Stored items
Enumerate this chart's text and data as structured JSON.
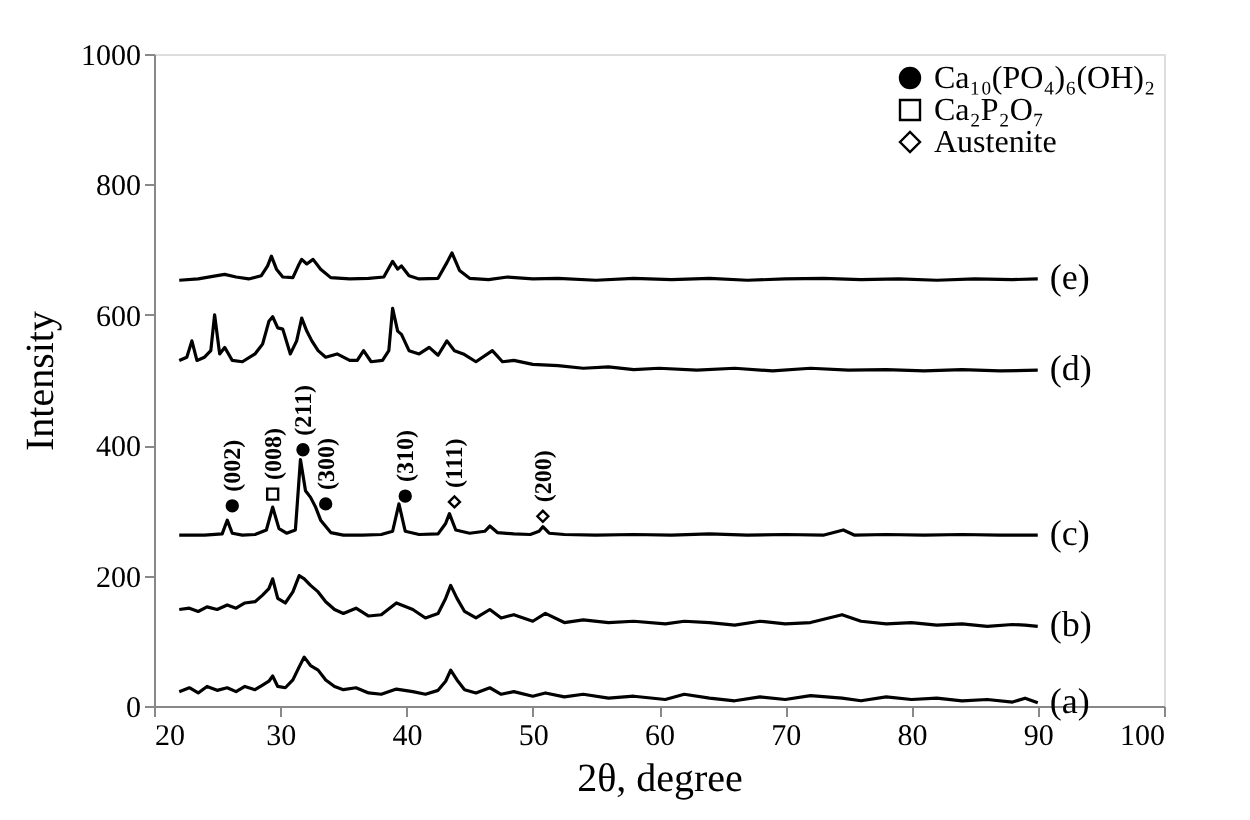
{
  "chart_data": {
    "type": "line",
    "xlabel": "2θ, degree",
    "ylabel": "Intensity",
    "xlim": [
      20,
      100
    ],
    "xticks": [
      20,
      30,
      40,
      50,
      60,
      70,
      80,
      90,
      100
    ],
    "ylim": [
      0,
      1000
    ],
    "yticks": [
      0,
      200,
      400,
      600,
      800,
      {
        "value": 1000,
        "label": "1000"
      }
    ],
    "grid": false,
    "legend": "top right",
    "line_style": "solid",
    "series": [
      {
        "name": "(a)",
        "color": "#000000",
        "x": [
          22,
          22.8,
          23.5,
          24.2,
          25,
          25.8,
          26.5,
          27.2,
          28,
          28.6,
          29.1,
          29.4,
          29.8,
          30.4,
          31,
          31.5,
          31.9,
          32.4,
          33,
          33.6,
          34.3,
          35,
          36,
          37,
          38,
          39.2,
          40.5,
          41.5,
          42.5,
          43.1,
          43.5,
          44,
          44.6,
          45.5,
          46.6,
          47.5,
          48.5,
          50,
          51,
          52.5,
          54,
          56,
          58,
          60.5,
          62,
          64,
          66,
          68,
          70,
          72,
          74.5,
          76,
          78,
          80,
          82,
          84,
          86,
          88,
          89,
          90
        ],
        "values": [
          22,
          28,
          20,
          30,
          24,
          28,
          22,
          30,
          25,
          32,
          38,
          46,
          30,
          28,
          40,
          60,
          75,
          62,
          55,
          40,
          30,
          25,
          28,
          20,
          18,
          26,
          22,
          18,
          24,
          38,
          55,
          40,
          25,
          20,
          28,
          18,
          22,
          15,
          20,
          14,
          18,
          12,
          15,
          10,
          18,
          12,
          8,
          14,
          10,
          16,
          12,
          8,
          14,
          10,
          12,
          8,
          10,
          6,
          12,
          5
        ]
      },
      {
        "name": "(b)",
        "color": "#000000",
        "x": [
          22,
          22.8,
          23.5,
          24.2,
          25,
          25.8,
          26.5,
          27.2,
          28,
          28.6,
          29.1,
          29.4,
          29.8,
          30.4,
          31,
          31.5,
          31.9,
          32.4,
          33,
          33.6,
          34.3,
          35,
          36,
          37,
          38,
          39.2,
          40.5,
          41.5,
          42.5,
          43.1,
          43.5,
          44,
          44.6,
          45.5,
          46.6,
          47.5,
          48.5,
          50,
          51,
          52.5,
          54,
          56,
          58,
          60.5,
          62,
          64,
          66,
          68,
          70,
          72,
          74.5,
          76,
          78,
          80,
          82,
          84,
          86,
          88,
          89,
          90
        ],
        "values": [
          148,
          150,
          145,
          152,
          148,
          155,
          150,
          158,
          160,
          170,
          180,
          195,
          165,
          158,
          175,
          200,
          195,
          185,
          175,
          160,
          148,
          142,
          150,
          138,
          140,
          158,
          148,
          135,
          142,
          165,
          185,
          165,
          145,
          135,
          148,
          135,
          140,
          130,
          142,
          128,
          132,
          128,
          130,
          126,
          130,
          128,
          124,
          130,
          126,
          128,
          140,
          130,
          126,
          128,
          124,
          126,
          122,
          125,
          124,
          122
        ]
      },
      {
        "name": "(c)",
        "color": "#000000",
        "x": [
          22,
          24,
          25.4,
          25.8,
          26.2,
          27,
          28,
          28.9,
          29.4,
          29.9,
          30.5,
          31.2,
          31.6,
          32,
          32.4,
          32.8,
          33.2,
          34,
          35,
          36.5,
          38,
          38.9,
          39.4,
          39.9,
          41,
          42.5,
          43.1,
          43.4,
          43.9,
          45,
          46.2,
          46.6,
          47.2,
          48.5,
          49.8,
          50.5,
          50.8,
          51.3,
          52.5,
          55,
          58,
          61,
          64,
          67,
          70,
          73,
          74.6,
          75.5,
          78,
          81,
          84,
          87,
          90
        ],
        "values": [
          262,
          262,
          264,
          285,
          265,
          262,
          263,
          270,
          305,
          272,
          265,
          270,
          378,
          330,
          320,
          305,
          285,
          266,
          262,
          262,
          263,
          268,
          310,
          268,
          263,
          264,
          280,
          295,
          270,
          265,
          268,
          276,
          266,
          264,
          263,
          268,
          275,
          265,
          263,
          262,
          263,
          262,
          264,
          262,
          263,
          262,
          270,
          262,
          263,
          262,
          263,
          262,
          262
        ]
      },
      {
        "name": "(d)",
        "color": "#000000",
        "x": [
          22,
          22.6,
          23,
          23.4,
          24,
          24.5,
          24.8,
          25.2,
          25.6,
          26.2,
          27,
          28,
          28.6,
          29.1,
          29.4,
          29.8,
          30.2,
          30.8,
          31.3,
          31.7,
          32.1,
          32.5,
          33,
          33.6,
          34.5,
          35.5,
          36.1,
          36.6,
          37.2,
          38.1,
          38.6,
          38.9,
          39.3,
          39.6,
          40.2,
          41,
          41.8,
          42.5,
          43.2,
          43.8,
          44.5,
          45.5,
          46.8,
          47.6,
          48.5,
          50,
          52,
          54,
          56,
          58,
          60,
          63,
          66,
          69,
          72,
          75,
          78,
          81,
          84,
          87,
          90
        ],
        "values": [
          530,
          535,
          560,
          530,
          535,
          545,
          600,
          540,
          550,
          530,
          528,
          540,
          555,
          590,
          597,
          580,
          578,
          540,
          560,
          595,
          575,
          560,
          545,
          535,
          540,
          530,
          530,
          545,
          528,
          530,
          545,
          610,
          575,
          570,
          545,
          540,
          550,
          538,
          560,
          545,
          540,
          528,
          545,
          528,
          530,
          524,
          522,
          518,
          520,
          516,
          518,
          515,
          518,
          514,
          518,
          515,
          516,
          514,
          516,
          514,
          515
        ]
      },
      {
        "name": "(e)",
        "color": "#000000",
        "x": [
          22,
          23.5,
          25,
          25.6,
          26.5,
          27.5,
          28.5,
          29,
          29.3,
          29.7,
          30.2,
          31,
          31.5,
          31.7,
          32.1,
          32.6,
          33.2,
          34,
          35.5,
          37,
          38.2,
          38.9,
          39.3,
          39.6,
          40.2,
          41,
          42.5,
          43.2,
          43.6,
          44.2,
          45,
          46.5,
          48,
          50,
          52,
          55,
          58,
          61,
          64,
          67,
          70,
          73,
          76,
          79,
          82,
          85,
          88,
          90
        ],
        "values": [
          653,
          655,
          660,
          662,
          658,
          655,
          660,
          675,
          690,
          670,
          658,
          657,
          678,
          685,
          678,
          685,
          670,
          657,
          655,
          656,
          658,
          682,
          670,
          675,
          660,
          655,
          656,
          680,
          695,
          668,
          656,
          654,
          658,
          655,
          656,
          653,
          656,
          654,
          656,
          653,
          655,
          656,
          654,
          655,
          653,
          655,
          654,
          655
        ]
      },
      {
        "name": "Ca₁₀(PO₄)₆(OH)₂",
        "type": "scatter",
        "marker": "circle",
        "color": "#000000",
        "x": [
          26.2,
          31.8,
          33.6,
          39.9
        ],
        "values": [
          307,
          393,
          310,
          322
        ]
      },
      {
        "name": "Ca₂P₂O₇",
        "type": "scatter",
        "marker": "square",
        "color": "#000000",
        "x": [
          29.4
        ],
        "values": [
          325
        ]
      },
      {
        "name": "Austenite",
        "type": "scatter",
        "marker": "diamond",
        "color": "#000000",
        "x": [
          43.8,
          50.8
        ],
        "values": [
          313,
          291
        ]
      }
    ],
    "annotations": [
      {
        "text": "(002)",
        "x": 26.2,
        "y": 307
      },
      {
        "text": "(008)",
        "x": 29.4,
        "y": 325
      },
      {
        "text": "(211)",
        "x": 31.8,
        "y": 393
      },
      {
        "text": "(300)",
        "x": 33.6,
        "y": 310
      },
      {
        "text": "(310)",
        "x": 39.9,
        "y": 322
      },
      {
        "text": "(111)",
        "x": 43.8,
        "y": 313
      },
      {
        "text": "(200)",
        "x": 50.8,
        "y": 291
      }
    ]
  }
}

---

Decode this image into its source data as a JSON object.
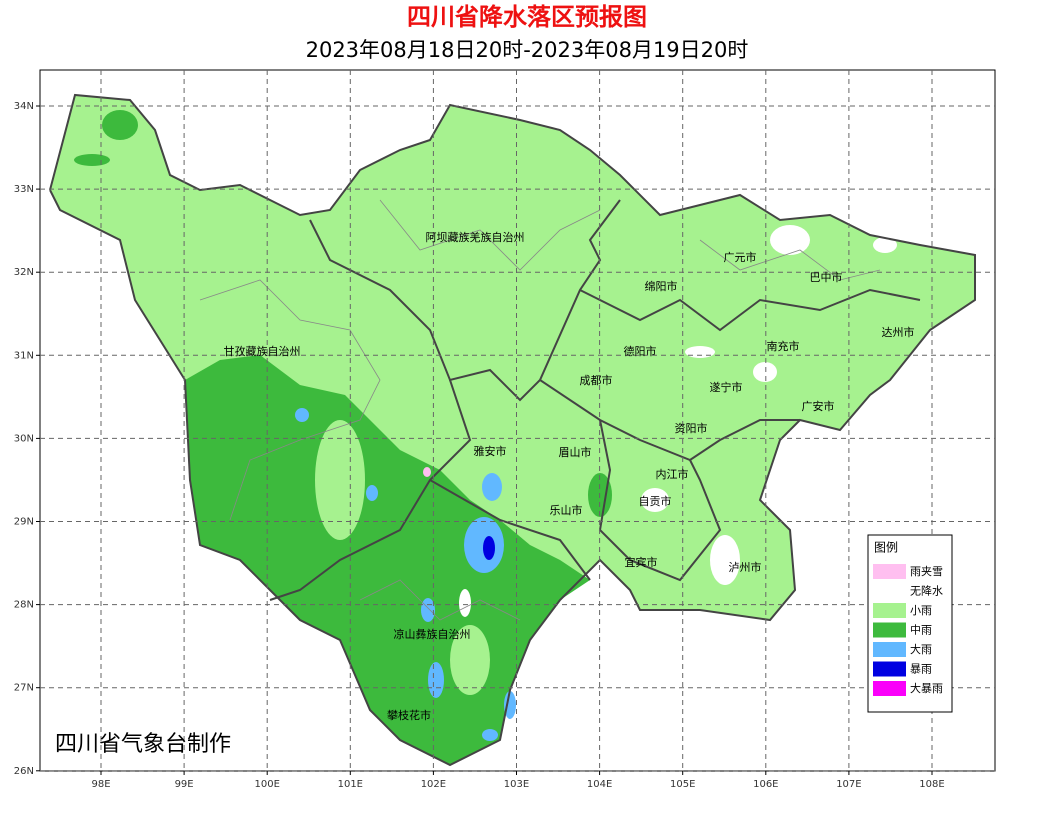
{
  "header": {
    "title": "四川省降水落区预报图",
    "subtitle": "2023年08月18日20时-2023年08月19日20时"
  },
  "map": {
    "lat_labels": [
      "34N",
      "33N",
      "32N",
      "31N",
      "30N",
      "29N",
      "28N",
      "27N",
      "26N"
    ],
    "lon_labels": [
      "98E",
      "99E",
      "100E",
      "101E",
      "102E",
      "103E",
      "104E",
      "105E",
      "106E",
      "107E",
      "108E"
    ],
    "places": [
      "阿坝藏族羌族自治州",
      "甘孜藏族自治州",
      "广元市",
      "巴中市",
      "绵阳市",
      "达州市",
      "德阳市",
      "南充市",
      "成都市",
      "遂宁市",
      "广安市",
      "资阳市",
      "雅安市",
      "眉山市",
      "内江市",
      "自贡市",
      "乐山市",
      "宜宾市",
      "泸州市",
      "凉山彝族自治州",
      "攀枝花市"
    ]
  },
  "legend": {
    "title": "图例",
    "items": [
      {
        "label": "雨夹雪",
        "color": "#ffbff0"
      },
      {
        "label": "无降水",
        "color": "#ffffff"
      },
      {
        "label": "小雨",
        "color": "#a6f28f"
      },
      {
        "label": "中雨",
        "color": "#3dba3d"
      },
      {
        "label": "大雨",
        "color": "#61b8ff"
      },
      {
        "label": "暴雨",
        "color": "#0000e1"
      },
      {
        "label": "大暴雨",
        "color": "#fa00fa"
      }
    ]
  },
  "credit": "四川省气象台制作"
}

[Goal] How many lines in the records above contain the word "JSON"? Give only the number.

[Solution] 2